Records follow. Pull out every line that contains "pencils".

▶ Dataset items:
>> begin
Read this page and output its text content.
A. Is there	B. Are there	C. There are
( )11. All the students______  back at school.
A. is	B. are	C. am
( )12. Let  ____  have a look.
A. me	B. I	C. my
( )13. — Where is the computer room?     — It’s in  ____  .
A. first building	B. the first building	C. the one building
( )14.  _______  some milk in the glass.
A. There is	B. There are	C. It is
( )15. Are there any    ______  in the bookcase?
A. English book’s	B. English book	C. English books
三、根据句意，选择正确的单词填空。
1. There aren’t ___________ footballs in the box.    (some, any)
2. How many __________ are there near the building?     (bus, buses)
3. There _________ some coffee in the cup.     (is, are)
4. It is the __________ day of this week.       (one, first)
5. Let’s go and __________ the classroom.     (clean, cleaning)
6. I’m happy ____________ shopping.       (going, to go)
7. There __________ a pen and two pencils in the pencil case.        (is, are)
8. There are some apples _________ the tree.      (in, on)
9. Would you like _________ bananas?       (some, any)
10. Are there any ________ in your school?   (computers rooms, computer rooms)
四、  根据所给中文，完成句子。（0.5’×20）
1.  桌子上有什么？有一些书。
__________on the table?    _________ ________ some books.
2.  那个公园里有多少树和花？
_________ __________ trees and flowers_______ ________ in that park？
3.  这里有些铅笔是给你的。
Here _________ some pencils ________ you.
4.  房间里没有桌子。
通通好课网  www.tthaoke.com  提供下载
>> end
▶ Full output:
7. There __________ a pen and two pencils in the pencil case.        (is, are)
Here _________ some pencils ________ you.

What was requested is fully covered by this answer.